What is asked — Copy out the material below in full, but not its images.

Entries shown —
-------

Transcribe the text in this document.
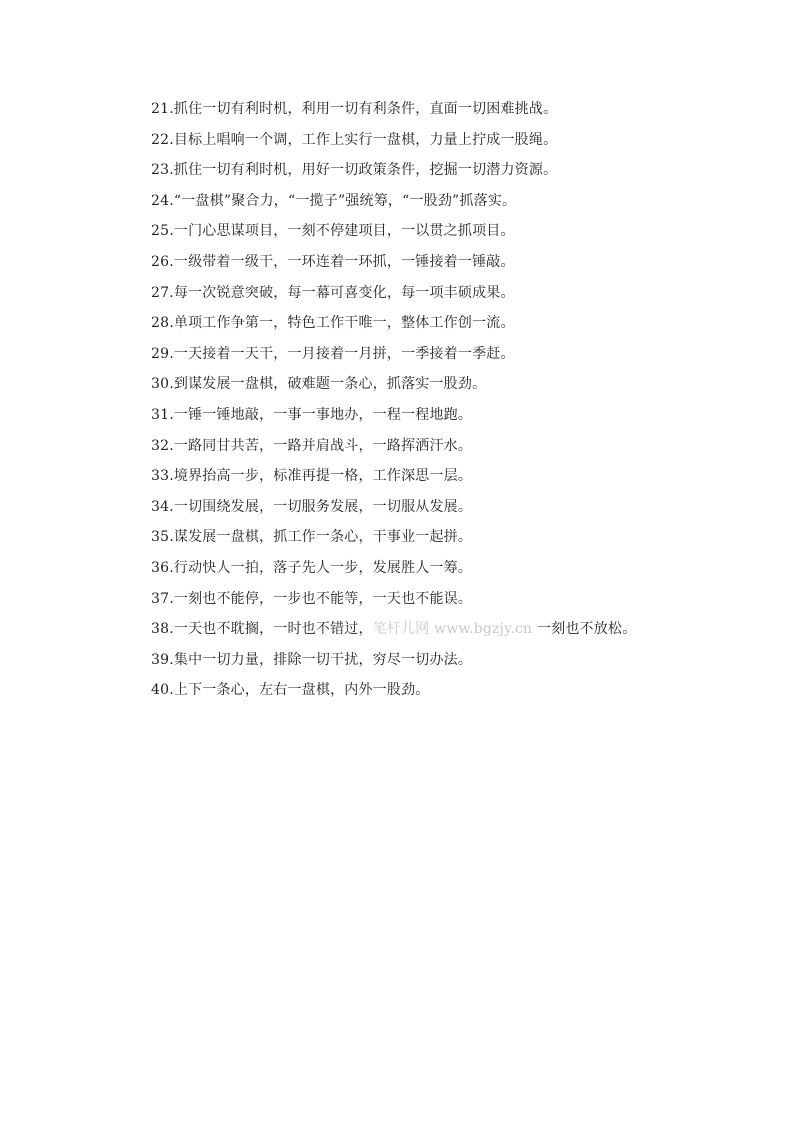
21.抓住一切有利时机，利用一切有利条件，直面一切困难挑战。
22.目标上唱响一个调，工作上实行一盘棋，力量上拧成一股绳。
23.抓住一切有利时机，用好一切政策条件，挖掘一切潜力资源。
24.“一盘棋”聚合力，“一揽子”强统筹，“一股劲”抓落实。
25.一门心思谋项目，一刻不停建项目，一以贯之抓项目。
26.一级带着一级干，一环连着一环抓，一锤接着一锤敲。
27.每一次锐意突破，每一幕可喜变化，每一项丰硕成果。
28.单项工作争第一，特色工作干唯一，整体工作创一流。
29.一天接着一天干，一月接着一月拼，一季接着一季赶。
30.到谋发展一盘棋，破难题一条心，抓落实一股劲。
31.一锤一锤地敲，一事一事地办，一程一程地跑。
32.一路同甘共苦，一路并肩战斗，一路挥洒汗水。
33.境界抬高一步，标准再提一格，工作深思一层。
34.一切围绕发展，一切服务发展，一切服从发展。
35.谋发展一盘棋，抓工作一条心，干事业一起拼。
36.行动快人一拍，落子先人一步，发展胜人一筹。
37.一刻也不能停，一步也不能等，一天也不能误。
38.一天也不耽搁，一时也不错过，笔杆儿网 www.bgzjy.cn 一刻也不放松。
39.集中一切力量，排除一切干扰，穷尽一切办法。
40.上下一条心，左右一盘棋，内外一股劲。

-------

Written reply —
Transcribe the text in this document.
21.抓住一切有利时机，利用一切有利条件，直面一切困难挑战。
22.目标上唱响一个调，工作上实行一盘棋，力量上拧成一股绳。
23.抓住一切有利时机，用好一切政策条件，挖掘一切潜力资源。
24.“一盘棋”聚合力，“一揽子”强统筹，“一股劲”抓落实。
25.一门心思谋项目，一刻不停建项目，一以贯之抓项目。
26.一级带着一级干，一环连着一环抓，一锤接着一锤敲。
27.每一次锐意突破，每一幕可喜变化，每一项丰硕成果。
28.单项工作争第一，特色工作干唯一，整体工作创一流。
29.一天接着一天干，一月接着一月拼，一季接着一季赶。
30.到谋发展一盘棋，破难题一条心，抓落实一股劲。
31.一锤一锤地敲，一事一事地办，一程一程地跑。
32.一路同甘共苦，一路并肩战斗，一路挥洒汗水。
33.境界抬高一步，标准再提一格，工作深思一层。
34.一切围绕发展，一切服务发展，一切服从发展。
35.谋发展一盘棋，抓工作一条心，干事业一起拼。
36.行动快人一拍，落子先人一步，发展胜人一筹。
37.一刻也不能停，一步也不能等，一天也不能误。
38.一天也不耽搁，一时也不错过，笔杆儿网 www.bgzjy.cn 一刻也不放松。
39.集中一切力量，排除一切干扰，穷尽一切办法。
40.上下一条心，左右一盘棋，内外一股劲。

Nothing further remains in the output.